練習用本文
人間が人間の手で作り出す生命体「ホムンクルス」。さまざまな映画やマンガ、ゲームで題材になることも多く、たくさんの人に知られた存在であろう。

 それはただの怪物であったり、人工生命であるがゆえの苦悩が描かれたり、人間が人間の手で生命を創造することへの倫理観や、生命そのものへの議論が行われたりする。

 そんなホムンクルスもかつて作製に成功したと言われているのはご存じだろうか。

 時は16世紀。医学者で錬金術師のパラケルスス、本名テオフラストゥス・フォン・ホーエンハイムによって人工生命は誕生したと伝えられている。

 パラケルススは決して神秘主義一辺倒の人物ではなく、金属の化合物を薬品に初めて使用した人物で「医化学の祖」とも言われているのだ。また、錬金術も「金などの貴金属を作る」という大本の考えよりも、医薬品を作ることを主張した。

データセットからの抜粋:
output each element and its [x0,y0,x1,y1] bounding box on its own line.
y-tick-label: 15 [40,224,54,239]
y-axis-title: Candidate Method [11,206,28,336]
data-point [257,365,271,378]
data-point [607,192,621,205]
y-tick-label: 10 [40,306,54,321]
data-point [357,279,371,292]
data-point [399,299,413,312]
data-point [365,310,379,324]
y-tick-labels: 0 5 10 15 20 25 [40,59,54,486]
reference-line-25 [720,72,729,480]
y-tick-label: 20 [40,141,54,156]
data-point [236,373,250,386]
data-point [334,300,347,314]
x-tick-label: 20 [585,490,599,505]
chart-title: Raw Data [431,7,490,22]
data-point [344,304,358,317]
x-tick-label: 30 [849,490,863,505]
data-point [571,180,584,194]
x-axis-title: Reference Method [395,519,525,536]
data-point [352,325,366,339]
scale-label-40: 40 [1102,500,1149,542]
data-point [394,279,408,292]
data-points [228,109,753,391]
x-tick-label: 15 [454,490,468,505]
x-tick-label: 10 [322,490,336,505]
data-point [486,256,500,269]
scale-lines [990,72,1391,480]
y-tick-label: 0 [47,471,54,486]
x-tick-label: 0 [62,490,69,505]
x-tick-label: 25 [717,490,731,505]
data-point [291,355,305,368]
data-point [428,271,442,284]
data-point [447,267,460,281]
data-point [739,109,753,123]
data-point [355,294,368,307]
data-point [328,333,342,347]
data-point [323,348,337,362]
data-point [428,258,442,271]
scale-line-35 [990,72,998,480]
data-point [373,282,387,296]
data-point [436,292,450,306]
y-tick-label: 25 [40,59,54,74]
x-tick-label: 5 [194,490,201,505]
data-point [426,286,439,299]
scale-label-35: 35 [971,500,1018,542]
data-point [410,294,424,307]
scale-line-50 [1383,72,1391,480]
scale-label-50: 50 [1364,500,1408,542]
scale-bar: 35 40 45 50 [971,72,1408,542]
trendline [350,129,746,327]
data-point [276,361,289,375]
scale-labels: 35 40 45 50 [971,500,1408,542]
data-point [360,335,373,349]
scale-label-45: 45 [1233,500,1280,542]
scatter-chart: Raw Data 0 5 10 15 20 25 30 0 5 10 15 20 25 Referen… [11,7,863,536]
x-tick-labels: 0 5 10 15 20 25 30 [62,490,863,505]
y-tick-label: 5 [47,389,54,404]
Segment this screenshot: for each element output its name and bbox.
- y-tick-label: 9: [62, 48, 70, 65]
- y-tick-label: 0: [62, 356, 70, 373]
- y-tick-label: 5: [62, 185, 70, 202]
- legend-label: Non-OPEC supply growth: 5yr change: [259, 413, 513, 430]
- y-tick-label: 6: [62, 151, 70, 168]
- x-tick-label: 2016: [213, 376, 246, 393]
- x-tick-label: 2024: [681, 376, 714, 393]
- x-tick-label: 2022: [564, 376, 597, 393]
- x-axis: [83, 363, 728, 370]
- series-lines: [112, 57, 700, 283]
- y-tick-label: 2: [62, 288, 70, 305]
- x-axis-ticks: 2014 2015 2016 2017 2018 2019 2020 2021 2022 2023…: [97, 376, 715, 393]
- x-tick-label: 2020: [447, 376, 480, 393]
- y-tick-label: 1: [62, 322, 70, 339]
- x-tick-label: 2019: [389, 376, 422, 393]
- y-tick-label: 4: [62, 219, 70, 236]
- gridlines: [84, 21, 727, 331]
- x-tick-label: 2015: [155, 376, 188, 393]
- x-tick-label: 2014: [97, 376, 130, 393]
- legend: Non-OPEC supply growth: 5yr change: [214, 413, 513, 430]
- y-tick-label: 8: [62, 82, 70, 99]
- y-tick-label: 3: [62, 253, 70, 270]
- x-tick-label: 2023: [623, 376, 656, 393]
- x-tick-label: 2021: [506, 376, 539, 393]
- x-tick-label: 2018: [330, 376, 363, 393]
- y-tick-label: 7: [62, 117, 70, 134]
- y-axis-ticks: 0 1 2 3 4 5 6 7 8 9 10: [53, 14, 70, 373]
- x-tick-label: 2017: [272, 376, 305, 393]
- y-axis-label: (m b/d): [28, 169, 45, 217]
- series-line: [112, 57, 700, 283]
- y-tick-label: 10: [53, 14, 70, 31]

作業指示 1
ホムンクルスについての本文のうち「人間が人間の手で作り出す生命」から始まり「そんなホムンクルスもかつて作製に成功したと言われているのはご存じだろうか。」で終わる部分を、「ホムンクルス」を「人造人間」に入れ替えて書き写してください。
作業指示 2
ホムンクルスについての本文を、最後の文の後から書き継いでください。
項目を参照する必要はありません。

回答欄 1
人間が人間の手で作り出す生命体「人造人間」。さまざまな映画やマンガ、ゲームで題材になることも多く、たくさんの人に知られた存在であろう。

 それはただの怪物であったり、人工生命であるがゆえの苦悩が描かれたり、人間が人間の手で生命を創造することへの倫理観や、生命そのものへの議論が行われたりする。

 そんな人造人間もかつて作製に成功したと言われているのはご存じだろうか。

回答欄 2
 このパラケルススがホムンクルスを生成させた方法は、フラスコの中に精液を入れ、40日間密閉し、腐敗させるというもの。次第に透明で人間の形をしたものが生じるとされている。

 フラスコの中には精液だけでなく、数種類のハーブと便や血液を加えるという説もある。それに毎日、人間の血液を加え、ウマの胎内と同じ温度に保った状態でさらに40週間保存していく。

 そうするとフラスコの中の人間の形をしたものは、本物の子供と同様の姿に変化していくというのだが、やはり器の大きさに左右されるのか、人間よりも小さいものだったらしい。

 ホムンクルスという言葉がラテン語で「小さい人」を指すというのも納得である。フラスコの中でしか生きていられないとも言われ、実在したとしても非常に弱い生命体であったのではないだろうか。

 しかし、ホムンクルスは生まれたばかりにもかかわらず、万物に関する知識や世界の真理を身につけており、パラケルススたち、人間の質問に対して何でも答えたとも伝わっている。

 このホムンクルスの生成に成功したのは、製法を記録しているパラケルスス以外にはいない。パラケルススにはにわかには信じがたい「悪魔使いであった」という噂が後世にも伝わり、どれが本当のことか分かっていない。

 筆者はこのホムンクルスは当時のクローン人間のような存在だったのではないかと考えている。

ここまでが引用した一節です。